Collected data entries
/---
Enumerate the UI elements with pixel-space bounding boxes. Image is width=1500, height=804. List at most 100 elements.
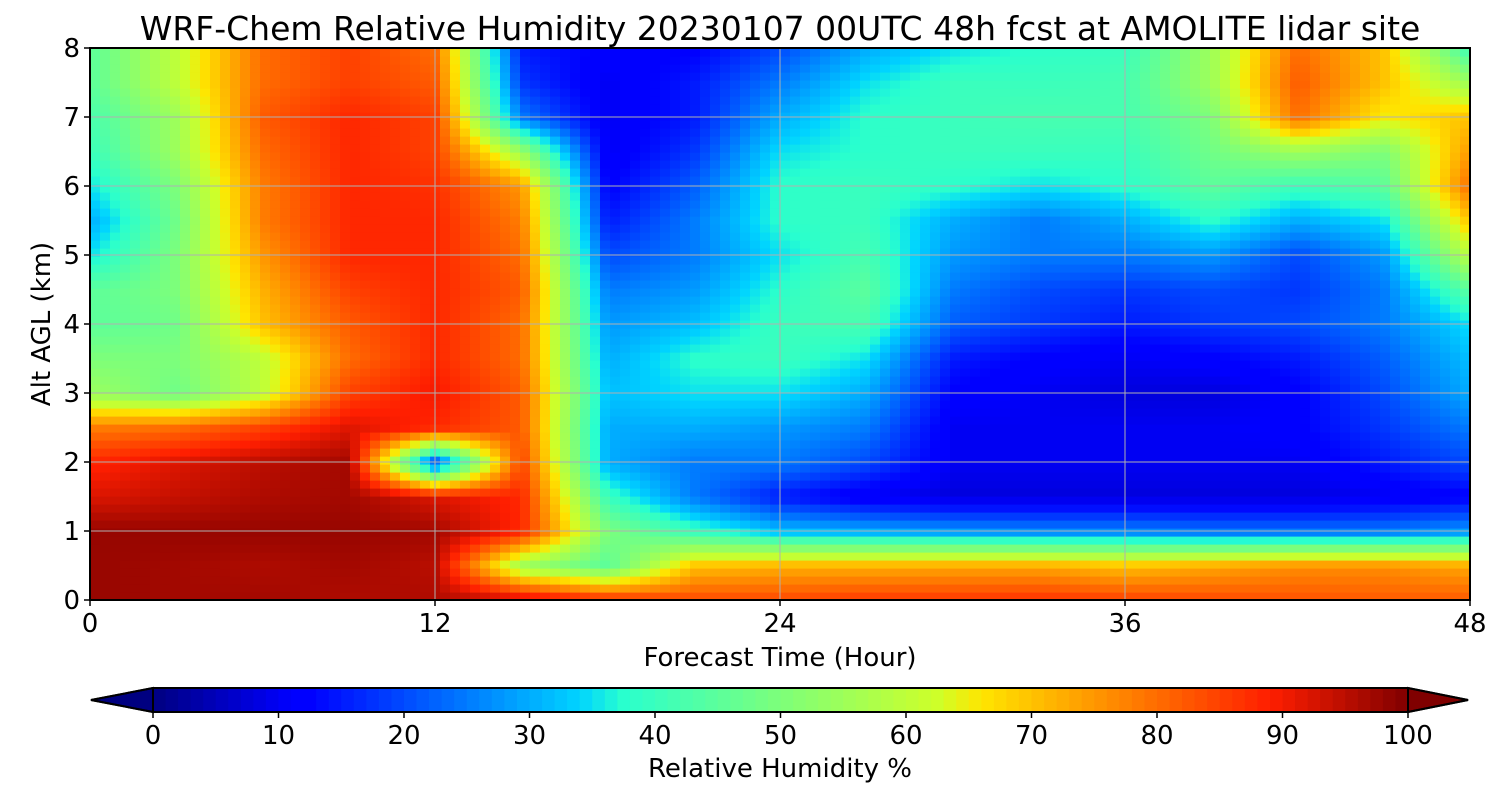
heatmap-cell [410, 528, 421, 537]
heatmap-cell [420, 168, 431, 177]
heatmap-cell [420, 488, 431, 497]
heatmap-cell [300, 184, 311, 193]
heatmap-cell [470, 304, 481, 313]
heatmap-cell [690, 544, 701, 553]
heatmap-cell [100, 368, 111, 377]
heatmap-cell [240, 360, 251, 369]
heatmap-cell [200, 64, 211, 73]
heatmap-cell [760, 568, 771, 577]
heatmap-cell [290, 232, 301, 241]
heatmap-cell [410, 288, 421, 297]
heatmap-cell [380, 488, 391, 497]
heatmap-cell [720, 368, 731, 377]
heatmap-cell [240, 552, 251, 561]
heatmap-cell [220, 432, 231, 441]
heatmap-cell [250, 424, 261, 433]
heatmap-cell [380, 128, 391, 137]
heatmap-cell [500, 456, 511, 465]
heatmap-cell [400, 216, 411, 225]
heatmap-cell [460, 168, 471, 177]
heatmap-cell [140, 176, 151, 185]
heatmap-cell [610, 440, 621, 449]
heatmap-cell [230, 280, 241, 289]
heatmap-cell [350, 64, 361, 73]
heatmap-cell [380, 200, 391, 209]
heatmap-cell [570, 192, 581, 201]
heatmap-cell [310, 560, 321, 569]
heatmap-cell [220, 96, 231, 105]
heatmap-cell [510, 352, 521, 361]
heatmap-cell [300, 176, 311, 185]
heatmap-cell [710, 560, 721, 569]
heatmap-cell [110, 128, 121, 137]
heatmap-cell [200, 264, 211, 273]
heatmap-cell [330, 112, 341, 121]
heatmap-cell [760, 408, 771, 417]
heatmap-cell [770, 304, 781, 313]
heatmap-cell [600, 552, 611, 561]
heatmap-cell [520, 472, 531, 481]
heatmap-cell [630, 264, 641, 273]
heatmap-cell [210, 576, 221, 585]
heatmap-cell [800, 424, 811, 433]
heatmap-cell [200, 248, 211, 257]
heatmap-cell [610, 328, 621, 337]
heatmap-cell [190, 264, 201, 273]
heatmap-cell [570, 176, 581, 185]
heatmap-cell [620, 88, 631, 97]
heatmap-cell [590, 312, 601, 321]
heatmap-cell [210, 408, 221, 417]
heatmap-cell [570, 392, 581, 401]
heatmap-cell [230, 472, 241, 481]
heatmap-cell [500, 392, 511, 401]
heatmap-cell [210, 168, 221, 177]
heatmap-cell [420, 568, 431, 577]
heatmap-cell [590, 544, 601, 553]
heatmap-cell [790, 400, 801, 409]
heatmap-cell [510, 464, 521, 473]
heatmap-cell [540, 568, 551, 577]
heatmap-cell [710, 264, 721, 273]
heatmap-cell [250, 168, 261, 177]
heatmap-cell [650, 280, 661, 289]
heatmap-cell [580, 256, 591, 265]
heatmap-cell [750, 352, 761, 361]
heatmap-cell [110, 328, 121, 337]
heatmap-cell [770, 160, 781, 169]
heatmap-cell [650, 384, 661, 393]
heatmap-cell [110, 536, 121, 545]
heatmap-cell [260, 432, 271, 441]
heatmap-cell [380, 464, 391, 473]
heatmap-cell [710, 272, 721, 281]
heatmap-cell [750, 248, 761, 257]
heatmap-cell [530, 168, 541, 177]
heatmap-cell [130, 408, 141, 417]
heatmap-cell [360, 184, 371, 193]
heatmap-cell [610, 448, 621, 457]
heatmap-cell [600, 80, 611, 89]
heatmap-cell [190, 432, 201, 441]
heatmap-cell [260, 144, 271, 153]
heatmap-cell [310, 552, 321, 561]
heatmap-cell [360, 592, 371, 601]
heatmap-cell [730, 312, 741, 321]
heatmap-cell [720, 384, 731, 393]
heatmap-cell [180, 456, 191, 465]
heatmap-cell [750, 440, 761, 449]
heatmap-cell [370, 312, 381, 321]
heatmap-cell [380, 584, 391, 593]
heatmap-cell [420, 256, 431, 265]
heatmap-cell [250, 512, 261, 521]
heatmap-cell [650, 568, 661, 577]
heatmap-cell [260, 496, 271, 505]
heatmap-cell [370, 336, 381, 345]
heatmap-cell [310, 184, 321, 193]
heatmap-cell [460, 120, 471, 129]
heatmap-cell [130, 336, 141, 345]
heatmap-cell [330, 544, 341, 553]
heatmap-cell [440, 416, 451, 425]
\---
Stated problem
Can you copy out every line of the material above word for word, leaving out the pictures?

Full solution
Enumerate the UI elements with pixel-space bounding boxes. Image is width=1500, height=804. List at most 100 elements.
heatmap-cell [410, 528, 421, 537]
heatmap-cell [420, 168, 431, 177]
heatmap-cell [420, 488, 431, 497]
heatmap-cell [300, 184, 311, 193]
heatmap-cell [470, 304, 481, 313]
heatmap-cell [690, 544, 701, 553]
heatmap-cell [100, 368, 111, 377]
heatmap-cell [240, 360, 251, 369]
heatmap-cell [200, 64, 211, 73]
heatmap-cell [760, 568, 771, 577]
heatmap-cell [290, 232, 301, 241]
heatmap-cell [410, 288, 421, 297]
heatmap-cell [380, 488, 391, 497]
heatmap-cell [720, 368, 731, 377]
heatmap-cell [240, 552, 251, 561]
heatmap-cell [220, 432, 231, 441]
heatmap-cell [250, 424, 261, 433]
heatmap-cell [380, 128, 391, 137]
heatmap-cell [500, 456, 511, 465]
heatmap-cell [400, 216, 411, 225]
heatmap-cell [460, 168, 471, 177]
heatmap-cell [140, 176, 151, 185]
heatmap-cell [610, 440, 621, 449]
heatmap-cell [230, 280, 241, 289]
heatmap-cell [350, 64, 361, 73]
heatmap-cell [380, 200, 391, 209]
heatmap-cell [570, 192, 581, 201]
heatmap-cell [310, 560, 321, 569]
heatmap-cell [220, 96, 231, 105]
heatmap-cell [510, 352, 521, 361]
heatmap-cell [300, 176, 311, 185]
heatmap-cell [710, 560, 721, 569]
heatmap-cell [110, 128, 121, 137]
heatmap-cell [200, 264, 211, 273]
heatmap-cell [330, 112, 341, 121]
heatmap-cell [760, 408, 771, 417]
heatmap-cell [770, 304, 781, 313]
heatmap-cell [600, 552, 611, 561]
heatmap-cell [520, 472, 531, 481]
heatmap-cell [630, 264, 641, 273]
heatmap-cell [210, 576, 221, 585]
heatmap-cell [800, 424, 811, 433]
heatmap-cell [200, 248, 211, 257]
heatmap-cell [610, 328, 621, 337]
heatmap-cell [190, 264, 201, 273]
heatmap-cell [570, 176, 581, 185]
heatmap-cell [620, 88, 631, 97]
heatmap-cell [590, 312, 601, 321]
heatmap-cell [210, 408, 221, 417]
heatmap-cell [570, 392, 581, 401]
heatmap-cell [230, 472, 241, 481]
heatmap-cell [500, 392, 511, 401]
heatmap-cell [210, 168, 221, 177]
heatmap-cell [420, 568, 431, 577]
heatmap-cell [590, 544, 601, 553]
heatmap-cell [790, 400, 801, 409]
heatmap-cell [510, 464, 521, 473]
heatmap-cell [540, 568, 551, 577]
heatmap-cell [710, 264, 721, 273]
heatmap-cell [250, 168, 261, 177]
heatmap-cell [650, 280, 661, 289]
heatmap-cell [580, 256, 591, 265]
heatmap-cell [750, 352, 761, 361]
heatmap-cell [110, 328, 121, 337]
heatmap-cell [770, 160, 781, 169]
heatmap-cell [650, 384, 661, 393]
heatmap-cell [110, 536, 121, 545]
heatmap-cell [260, 432, 271, 441]
heatmap-cell [380, 464, 391, 473]
heatmap-cell [710, 272, 721, 281]
heatmap-cell [750, 248, 761, 257]
heatmap-cell [530, 168, 541, 177]
heatmap-cell [130, 408, 141, 417]
heatmap-cell [360, 184, 371, 193]
heatmap-cell [610, 448, 621, 457]
heatmap-cell [600, 80, 611, 89]
heatmap-cell [190, 432, 201, 441]
heatmap-cell [260, 144, 271, 153]
heatmap-cell [310, 552, 321, 561]
heatmap-cell [360, 592, 371, 601]
heatmap-cell [730, 312, 741, 321]
heatmap-cell [720, 384, 731, 393]
heatmap-cell [180, 456, 191, 465]
heatmap-cell [750, 440, 761, 449]
heatmap-cell [370, 312, 381, 321]
heatmap-cell [380, 584, 391, 593]
heatmap-cell [420, 256, 431, 265]
heatmap-cell [250, 512, 261, 521]
heatmap-cell [650, 568, 661, 577]
heatmap-cell [260, 496, 271, 505]
heatmap-cell [370, 336, 381, 345]
heatmap-cell [310, 184, 321, 193]
heatmap-cell [460, 120, 471, 129]
heatmap-cell [130, 336, 141, 345]
heatmap-cell [330, 544, 341, 553]
heatmap-cell [440, 416, 451, 425]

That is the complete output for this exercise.